What you will do
In the material below, list every line carrying the string "EQIP".

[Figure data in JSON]

::::::::

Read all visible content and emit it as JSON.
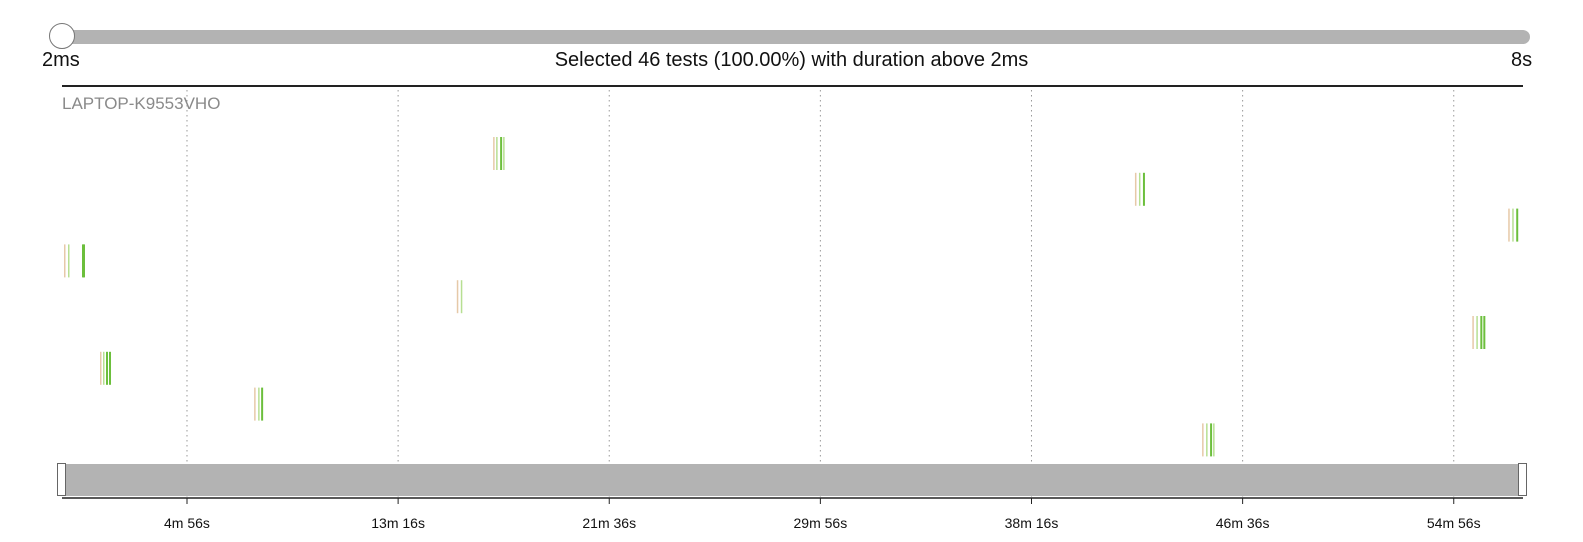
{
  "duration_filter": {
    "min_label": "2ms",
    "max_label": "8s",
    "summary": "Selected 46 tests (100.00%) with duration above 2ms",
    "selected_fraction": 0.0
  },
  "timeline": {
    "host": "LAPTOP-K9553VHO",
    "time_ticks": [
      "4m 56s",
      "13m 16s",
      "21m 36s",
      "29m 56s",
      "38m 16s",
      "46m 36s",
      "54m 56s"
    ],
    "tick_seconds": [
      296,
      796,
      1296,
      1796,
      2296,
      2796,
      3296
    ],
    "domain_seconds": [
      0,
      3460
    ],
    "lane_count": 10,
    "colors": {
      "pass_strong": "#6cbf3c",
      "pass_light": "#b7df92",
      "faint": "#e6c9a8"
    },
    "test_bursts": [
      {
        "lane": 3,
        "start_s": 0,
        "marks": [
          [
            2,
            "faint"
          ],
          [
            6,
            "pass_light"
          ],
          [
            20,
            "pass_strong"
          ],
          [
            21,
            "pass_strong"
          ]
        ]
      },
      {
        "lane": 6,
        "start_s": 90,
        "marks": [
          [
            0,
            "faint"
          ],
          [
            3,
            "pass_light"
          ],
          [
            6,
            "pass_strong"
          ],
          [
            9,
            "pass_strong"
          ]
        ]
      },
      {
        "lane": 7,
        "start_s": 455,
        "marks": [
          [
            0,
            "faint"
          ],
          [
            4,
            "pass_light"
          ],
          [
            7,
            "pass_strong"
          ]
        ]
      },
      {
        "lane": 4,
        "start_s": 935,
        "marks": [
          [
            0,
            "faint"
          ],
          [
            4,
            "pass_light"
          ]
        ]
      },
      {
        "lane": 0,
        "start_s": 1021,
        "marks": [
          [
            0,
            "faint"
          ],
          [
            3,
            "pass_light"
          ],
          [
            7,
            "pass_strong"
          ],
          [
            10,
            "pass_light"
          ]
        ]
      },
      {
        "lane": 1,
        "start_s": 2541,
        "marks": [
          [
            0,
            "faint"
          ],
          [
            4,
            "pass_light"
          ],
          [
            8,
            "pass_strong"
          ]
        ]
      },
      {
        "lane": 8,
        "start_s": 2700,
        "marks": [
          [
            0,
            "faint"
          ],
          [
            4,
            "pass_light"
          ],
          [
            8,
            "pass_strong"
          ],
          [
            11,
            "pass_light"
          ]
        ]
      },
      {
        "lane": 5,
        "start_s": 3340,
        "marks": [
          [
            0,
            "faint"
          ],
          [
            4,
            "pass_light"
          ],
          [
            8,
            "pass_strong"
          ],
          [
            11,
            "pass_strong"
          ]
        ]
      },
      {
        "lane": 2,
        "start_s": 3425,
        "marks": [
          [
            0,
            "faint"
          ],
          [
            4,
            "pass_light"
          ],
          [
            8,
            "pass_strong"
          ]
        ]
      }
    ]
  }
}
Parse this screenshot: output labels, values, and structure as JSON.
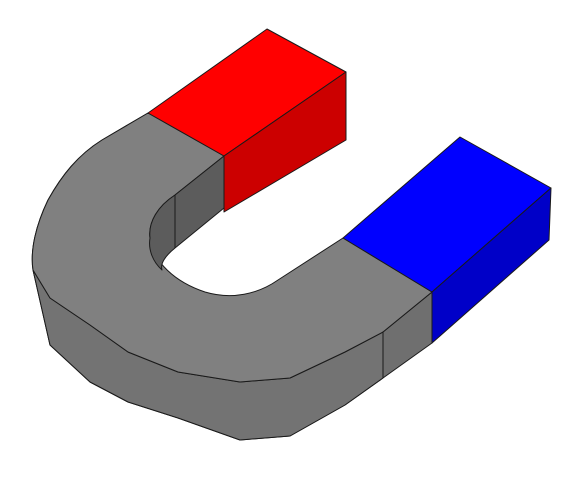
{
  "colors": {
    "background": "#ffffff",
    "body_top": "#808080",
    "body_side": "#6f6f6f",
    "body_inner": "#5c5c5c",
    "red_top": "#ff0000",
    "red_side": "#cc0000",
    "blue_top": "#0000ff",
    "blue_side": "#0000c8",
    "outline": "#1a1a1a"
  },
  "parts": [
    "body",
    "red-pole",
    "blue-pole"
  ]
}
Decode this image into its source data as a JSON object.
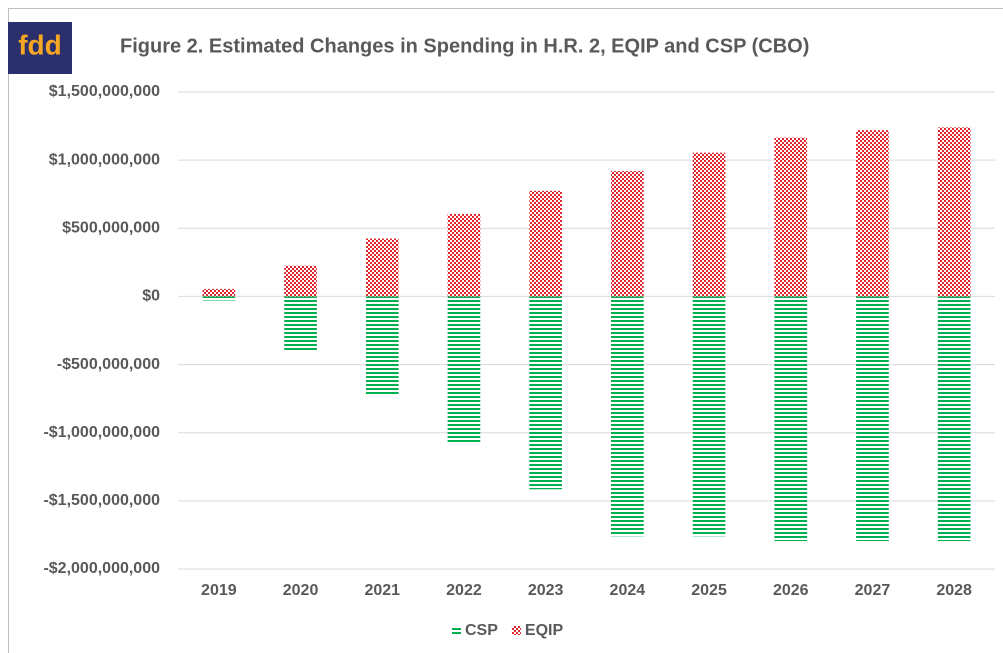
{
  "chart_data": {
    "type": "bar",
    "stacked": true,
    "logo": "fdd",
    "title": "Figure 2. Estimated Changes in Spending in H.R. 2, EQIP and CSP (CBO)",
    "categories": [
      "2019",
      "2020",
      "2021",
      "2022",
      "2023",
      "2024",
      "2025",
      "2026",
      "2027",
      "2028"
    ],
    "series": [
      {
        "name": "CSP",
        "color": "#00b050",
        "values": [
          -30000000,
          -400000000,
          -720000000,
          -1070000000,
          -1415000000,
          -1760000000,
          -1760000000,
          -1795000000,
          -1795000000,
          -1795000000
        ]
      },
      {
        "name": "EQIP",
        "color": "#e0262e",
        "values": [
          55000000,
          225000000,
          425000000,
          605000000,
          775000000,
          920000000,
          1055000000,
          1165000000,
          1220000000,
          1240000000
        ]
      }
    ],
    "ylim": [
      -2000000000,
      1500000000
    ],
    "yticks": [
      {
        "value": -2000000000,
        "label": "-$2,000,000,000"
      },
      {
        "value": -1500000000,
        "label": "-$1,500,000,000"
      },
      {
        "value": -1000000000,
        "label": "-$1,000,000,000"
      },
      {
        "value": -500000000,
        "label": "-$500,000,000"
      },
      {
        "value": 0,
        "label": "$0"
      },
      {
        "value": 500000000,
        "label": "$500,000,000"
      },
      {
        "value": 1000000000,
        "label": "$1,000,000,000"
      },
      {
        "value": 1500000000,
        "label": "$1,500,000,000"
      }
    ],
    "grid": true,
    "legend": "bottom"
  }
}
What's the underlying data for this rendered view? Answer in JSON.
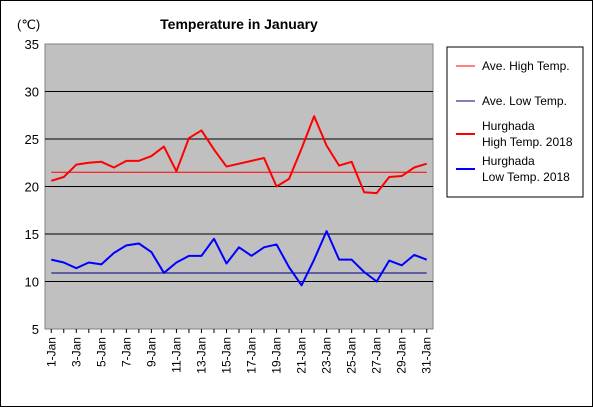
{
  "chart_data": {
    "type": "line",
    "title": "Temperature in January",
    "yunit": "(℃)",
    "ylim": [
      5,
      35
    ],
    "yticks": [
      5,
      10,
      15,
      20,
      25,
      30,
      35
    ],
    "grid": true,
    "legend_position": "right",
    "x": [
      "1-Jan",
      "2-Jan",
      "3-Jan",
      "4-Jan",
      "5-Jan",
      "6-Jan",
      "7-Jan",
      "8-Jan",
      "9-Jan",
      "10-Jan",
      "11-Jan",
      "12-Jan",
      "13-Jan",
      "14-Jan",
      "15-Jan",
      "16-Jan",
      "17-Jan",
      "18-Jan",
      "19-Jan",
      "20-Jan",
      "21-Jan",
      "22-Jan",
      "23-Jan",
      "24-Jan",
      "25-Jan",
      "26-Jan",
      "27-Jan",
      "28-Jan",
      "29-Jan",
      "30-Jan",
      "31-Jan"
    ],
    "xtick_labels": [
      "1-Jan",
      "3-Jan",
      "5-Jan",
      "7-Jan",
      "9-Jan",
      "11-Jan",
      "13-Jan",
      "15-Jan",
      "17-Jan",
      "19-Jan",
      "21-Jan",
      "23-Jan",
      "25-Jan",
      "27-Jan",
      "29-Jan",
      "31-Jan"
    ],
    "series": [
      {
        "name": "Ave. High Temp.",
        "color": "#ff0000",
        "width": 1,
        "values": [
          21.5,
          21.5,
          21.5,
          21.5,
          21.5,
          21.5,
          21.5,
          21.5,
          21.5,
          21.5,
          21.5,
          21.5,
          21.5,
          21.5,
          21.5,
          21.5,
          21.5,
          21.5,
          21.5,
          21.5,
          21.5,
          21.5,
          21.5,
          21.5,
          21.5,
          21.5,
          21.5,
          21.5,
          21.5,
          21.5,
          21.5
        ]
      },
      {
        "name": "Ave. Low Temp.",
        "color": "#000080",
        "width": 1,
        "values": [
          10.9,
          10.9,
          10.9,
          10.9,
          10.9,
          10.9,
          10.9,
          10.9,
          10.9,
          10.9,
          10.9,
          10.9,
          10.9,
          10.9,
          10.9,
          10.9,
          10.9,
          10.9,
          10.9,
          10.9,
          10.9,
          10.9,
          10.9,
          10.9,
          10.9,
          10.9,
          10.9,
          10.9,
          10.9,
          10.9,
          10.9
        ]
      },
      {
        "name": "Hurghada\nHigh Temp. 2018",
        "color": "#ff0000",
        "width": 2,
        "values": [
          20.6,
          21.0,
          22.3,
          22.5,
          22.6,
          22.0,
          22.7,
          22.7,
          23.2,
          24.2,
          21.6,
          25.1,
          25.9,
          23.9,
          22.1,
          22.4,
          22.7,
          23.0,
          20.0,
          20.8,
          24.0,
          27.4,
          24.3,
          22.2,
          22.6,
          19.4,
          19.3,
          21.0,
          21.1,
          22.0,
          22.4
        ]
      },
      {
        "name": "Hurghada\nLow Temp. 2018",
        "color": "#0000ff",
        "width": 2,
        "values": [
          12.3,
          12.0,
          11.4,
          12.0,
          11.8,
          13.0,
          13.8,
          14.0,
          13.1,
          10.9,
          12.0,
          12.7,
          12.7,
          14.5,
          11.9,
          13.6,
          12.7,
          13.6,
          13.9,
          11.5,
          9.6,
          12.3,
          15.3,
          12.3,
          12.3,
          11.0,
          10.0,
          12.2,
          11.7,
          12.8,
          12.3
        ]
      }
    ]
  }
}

::::::::

Written answer
    "title": "Figure 2. Estimated Changes in Spending in H.R. 2, EQIP and CSP (CBO)",
        "name": "EQIP",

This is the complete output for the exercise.